§ **What the task asks**
Using the records that follow, copy every line containing the word "great".

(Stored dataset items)

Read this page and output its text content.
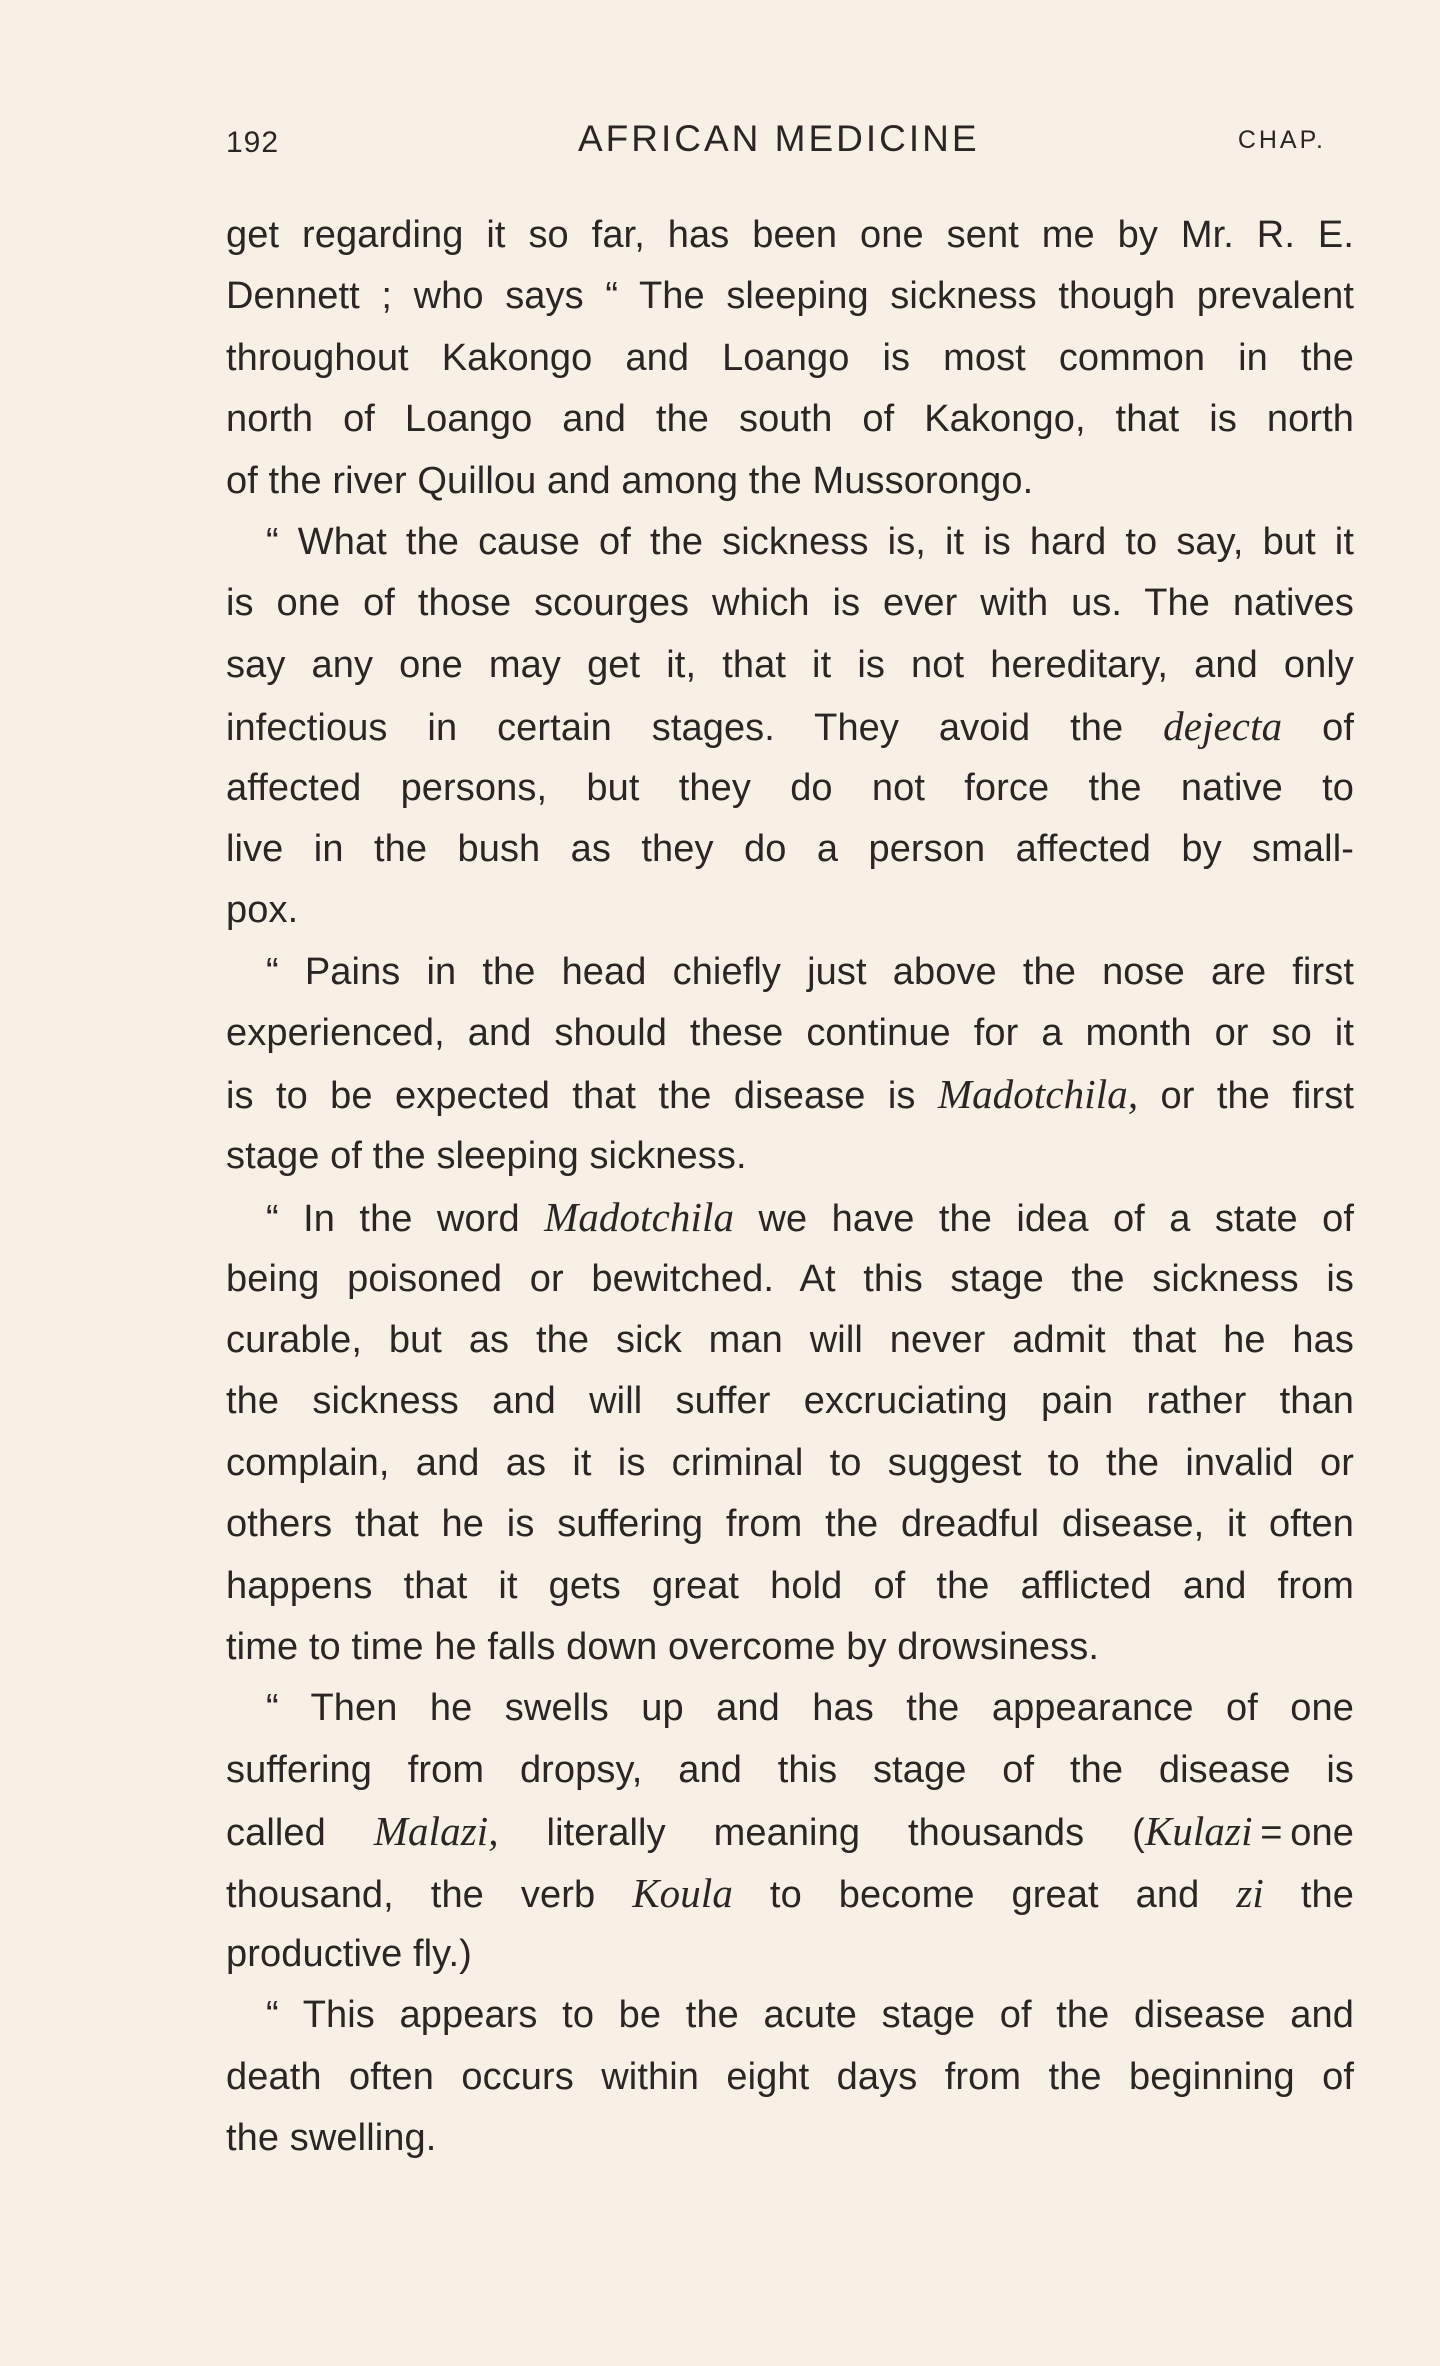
192	AFRICAN MEDICINE	CHAP.
get regarding it so far, has been one sent me by Mr. R. E.
Dennett ; who says “ The sleeping sickness though prevalent
throughout Kakongo and Loango is most common in the
north of Loango and the south of Kakongo, that is north
of the river Quillou and among the Mussorongo.
“ What the cause of the sickness is, it is hard to say, but it
is one of those scourges which is ever with us. The natives
say any one may get it, that it is not hereditary, and only
infectious in certain stages. They avoid the dejecta of
affected persons, but they do not force the native to
live in the bush as they do a person affected by small-
pox.
“ Pains in the head chiefly just above the nose are first
experienced, and should these continue for a month or so it
is to be expected that the disease is Madotchila, or the first
stage of the sleeping sickness.
“ In the word Madotchila we have the idea of a state of
being poisoned or bewitched. At this stage the sickness is
curable, but as the sick man will never admit that he has
the sickness and will suffer excruciating pain rather than
complain, and as it is criminal to suggest to the invalid or
others that he is suffering from the dreadful disease, it often
happens that it gets great hold of the afflicted and from
time to time he falls down overcome by drowsiness.
“ Then he swells up and has the appearance of one
suffering from dropsy, and this stage of the disease is
called Malazi, literally meaning thousands (Kulazi = one
thousand, the verb Koula to become great and zi the
productive fly.)
“ This appears to be the acute stage of the disease and
death often occurs within eight days from the beginning of
the swelling.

§ **Response to this exercise**
happens that it gets great hold of the afflicted and from
thousand, the verb Koula to become great and zi the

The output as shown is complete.